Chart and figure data
--------------------------------------------------

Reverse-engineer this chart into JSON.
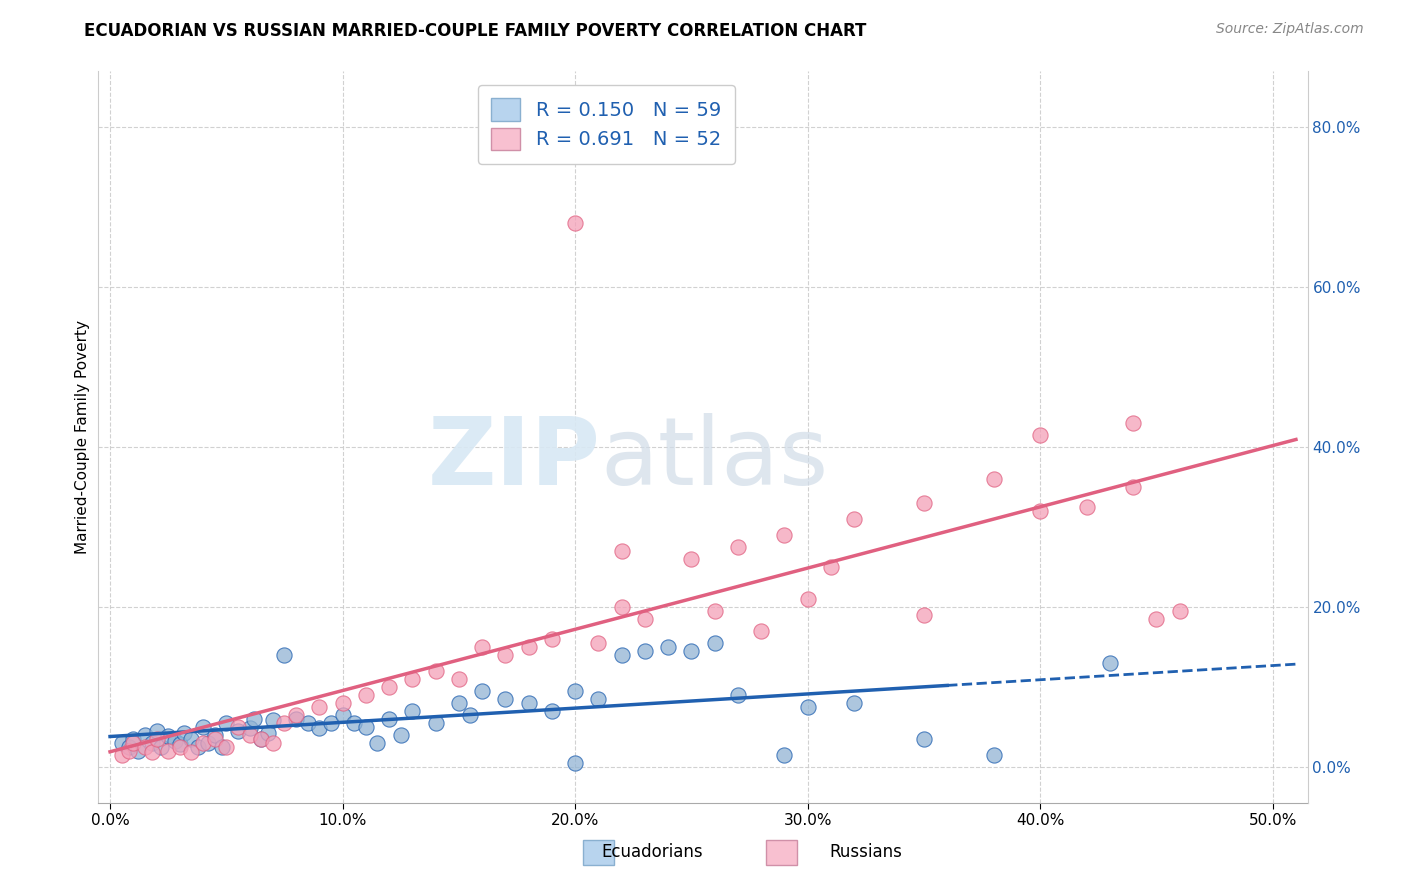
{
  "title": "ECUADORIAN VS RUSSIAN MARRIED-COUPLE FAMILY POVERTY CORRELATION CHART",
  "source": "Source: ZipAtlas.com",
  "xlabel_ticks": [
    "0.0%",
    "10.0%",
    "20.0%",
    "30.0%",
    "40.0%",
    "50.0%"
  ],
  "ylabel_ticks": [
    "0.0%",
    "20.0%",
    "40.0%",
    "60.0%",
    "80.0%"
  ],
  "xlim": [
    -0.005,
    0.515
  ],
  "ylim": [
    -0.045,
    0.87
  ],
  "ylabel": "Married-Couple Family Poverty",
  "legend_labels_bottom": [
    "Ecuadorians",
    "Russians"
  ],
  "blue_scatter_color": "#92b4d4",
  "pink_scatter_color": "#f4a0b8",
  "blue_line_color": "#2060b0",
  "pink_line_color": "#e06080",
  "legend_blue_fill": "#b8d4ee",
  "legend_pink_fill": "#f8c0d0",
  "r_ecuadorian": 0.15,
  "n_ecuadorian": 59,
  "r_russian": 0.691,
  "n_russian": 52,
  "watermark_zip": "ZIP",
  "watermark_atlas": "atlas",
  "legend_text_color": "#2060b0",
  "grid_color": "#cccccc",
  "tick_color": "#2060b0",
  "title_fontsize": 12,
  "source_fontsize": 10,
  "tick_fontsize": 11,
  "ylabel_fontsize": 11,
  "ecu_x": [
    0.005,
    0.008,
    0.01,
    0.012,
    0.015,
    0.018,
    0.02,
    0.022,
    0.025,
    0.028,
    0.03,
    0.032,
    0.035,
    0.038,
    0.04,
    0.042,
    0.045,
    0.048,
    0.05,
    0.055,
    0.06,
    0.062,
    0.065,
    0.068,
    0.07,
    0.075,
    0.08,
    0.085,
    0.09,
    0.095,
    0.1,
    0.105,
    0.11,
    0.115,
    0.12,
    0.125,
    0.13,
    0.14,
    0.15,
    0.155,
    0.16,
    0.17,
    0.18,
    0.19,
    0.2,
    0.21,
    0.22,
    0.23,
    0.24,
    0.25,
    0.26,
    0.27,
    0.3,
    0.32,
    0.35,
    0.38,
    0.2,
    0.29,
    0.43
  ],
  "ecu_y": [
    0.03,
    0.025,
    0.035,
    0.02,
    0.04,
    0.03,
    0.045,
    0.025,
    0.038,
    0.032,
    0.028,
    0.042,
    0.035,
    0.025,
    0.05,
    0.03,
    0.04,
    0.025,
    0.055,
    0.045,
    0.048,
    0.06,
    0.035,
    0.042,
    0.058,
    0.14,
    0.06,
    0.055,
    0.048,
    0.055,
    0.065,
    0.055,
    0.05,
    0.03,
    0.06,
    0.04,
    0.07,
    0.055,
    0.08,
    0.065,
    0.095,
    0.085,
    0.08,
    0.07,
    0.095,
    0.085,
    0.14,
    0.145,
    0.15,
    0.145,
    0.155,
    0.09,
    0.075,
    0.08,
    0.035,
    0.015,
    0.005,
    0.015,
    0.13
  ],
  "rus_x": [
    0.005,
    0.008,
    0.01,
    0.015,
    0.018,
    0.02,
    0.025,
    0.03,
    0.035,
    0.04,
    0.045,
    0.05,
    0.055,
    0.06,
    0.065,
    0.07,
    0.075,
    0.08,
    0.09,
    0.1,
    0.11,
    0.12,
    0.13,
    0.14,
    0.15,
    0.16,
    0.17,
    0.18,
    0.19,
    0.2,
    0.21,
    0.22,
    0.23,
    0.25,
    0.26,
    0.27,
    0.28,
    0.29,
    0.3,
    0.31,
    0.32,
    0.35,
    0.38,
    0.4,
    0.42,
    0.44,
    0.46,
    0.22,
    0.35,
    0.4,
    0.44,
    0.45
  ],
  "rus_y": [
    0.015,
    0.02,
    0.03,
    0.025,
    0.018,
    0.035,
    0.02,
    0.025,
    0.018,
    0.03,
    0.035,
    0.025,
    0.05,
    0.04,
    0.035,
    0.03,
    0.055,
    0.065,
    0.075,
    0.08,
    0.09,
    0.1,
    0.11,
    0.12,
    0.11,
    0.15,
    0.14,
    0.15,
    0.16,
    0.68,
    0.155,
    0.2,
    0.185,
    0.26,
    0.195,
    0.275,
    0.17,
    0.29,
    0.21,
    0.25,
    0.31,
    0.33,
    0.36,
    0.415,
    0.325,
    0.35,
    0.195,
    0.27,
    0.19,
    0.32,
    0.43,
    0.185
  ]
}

--------------------------------------------------

--- TASK DIRECTIONS ---
Print out the material word for word, omitting the pictures.

--- RESULT BELOW ---
Reverse-engineer this chart into JSON.
{
  "title": "ECUADORIAN VS RUSSIAN MARRIED-COUPLE FAMILY POVERTY CORRELATION CHART",
  "source": "Source: ZipAtlas.com",
  "xlabel_ticks": [
    "0.0%",
    "10.0%",
    "20.0%",
    "30.0%",
    "40.0%",
    "50.0%"
  ],
  "ylabel_ticks": [
    "0.0%",
    "20.0%",
    "40.0%",
    "60.0%",
    "80.0%"
  ],
  "xlim": [
    -0.005,
    0.515
  ],
  "ylim": [
    -0.045,
    0.87
  ],
  "ylabel": "Married-Couple Family Poverty",
  "legend_labels_bottom": [
    "Ecuadorians",
    "Russians"
  ],
  "blue_scatter_color": "#92b4d4",
  "pink_scatter_color": "#f4a0b8",
  "blue_line_color": "#2060b0",
  "pink_line_color": "#e06080",
  "legend_blue_fill": "#b8d4ee",
  "legend_pink_fill": "#f8c0d0",
  "r_ecuadorian": 0.15,
  "n_ecuadorian": 59,
  "r_russian": 0.691,
  "n_russian": 52,
  "watermark_zip": "ZIP",
  "watermark_atlas": "atlas",
  "legend_text_color": "#2060b0",
  "grid_color": "#cccccc",
  "tick_color": "#2060b0",
  "title_fontsize": 12,
  "source_fontsize": 10,
  "tick_fontsize": 11,
  "ylabel_fontsize": 11,
  "ecu_x": [
    0.005,
    0.008,
    0.01,
    0.012,
    0.015,
    0.018,
    0.02,
    0.022,
    0.025,
    0.028,
    0.03,
    0.032,
    0.035,
    0.038,
    0.04,
    0.042,
    0.045,
    0.048,
    0.05,
    0.055,
    0.06,
    0.062,
    0.065,
    0.068,
    0.07,
    0.075,
    0.08,
    0.085,
    0.09,
    0.095,
    0.1,
    0.105,
    0.11,
    0.115,
    0.12,
    0.125,
    0.13,
    0.14,
    0.15,
    0.155,
    0.16,
    0.17,
    0.18,
    0.19,
    0.2,
    0.21,
    0.22,
    0.23,
    0.24,
    0.25,
    0.26,
    0.27,
    0.3,
    0.32,
    0.35,
    0.38,
    0.2,
    0.29,
    0.43
  ],
  "ecu_y": [
    0.03,
    0.025,
    0.035,
    0.02,
    0.04,
    0.03,
    0.045,
    0.025,
    0.038,
    0.032,
    0.028,
    0.042,
    0.035,
    0.025,
    0.05,
    0.03,
    0.04,
    0.025,
    0.055,
    0.045,
    0.048,
    0.06,
    0.035,
    0.042,
    0.058,
    0.14,
    0.06,
    0.055,
    0.048,
    0.055,
    0.065,
    0.055,
    0.05,
    0.03,
    0.06,
    0.04,
    0.07,
    0.055,
    0.08,
    0.065,
    0.095,
    0.085,
    0.08,
    0.07,
    0.095,
    0.085,
    0.14,
    0.145,
    0.15,
    0.145,
    0.155,
    0.09,
    0.075,
    0.08,
    0.035,
    0.015,
    0.005,
    0.015,
    0.13
  ],
  "rus_x": [
    0.005,
    0.008,
    0.01,
    0.015,
    0.018,
    0.02,
    0.025,
    0.03,
    0.035,
    0.04,
    0.045,
    0.05,
    0.055,
    0.06,
    0.065,
    0.07,
    0.075,
    0.08,
    0.09,
    0.1,
    0.11,
    0.12,
    0.13,
    0.14,
    0.15,
    0.16,
    0.17,
    0.18,
    0.19,
    0.2,
    0.21,
    0.22,
    0.23,
    0.25,
    0.26,
    0.27,
    0.28,
    0.29,
    0.3,
    0.31,
    0.32,
    0.35,
    0.38,
    0.4,
    0.42,
    0.44,
    0.46,
    0.22,
    0.35,
    0.4,
    0.44,
    0.45
  ],
  "rus_y": [
    0.015,
    0.02,
    0.03,
    0.025,
    0.018,
    0.035,
    0.02,
    0.025,
    0.018,
    0.03,
    0.035,
    0.025,
    0.05,
    0.04,
    0.035,
    0.03,
    0.055,
    0.065,
    0.075,
    0.08,
    0.09,
    0.1,
    0.11,
    0.12,
    0.11,
    0.15,
    0.14,
    0.15,
    0.16,
    0.68,
    0.155,
    0.2,
    0.185,
    0.26,
    0.195,
    0.275,
    0.17,
    0.29,
    0.21,
    0.25,
    0.31,
    0.33,
    0.36,
    0.415,
    0.325,
    0.35,
    0.195,
    0.27,
    0.19,
    0.32,
    0.43,
    0.185
  ]
}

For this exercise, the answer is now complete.